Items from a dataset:

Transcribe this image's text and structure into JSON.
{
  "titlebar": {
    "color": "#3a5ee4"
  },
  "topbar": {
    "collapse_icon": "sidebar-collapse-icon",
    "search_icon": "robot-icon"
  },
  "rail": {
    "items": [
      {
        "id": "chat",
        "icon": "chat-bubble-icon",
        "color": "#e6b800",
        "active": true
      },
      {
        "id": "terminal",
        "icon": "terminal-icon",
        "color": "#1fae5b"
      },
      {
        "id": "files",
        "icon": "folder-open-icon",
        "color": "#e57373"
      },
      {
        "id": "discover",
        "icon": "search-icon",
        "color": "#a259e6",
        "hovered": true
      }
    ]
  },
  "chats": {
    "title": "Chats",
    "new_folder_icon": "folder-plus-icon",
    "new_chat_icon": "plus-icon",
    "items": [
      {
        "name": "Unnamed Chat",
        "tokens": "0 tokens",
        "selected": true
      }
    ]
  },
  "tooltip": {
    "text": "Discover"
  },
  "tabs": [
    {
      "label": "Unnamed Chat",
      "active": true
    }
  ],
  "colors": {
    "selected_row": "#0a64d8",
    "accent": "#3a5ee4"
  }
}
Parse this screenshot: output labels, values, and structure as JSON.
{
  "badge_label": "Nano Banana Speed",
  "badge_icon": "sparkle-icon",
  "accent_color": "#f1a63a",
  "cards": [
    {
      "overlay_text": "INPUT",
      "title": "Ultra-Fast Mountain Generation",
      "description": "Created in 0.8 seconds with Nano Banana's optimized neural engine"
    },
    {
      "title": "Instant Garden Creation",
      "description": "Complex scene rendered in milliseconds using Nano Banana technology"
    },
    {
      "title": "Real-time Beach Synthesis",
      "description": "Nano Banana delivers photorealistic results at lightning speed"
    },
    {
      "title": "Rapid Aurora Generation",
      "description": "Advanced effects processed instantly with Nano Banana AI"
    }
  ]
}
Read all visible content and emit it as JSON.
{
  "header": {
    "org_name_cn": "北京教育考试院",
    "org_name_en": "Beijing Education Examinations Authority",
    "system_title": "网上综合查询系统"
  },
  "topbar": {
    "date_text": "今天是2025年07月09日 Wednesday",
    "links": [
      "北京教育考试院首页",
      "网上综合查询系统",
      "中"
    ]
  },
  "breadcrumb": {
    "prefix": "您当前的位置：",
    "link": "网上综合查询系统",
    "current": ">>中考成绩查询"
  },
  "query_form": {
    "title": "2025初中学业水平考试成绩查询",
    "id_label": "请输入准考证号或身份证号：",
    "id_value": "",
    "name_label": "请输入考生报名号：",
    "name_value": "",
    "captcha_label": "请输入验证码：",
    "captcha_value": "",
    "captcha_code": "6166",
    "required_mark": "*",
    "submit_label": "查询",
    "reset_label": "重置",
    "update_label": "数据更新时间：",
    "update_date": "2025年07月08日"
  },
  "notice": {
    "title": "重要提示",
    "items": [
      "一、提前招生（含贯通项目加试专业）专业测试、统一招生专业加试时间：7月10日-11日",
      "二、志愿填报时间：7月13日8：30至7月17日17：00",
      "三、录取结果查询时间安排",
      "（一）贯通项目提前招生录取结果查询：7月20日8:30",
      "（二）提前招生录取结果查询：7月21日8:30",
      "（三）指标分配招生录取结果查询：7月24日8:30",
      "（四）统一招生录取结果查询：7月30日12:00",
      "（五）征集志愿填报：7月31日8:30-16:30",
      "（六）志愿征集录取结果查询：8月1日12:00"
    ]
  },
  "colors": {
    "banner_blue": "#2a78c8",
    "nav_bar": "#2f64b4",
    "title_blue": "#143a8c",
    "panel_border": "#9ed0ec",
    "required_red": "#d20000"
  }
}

*What the exercise asks*. Look through the data above. Copy every line with the string "structure" in it.

*Task result*.
Transcribe this image's text and structure into JSON.
Parse this screenshot: output labels, values, and structure as JSON.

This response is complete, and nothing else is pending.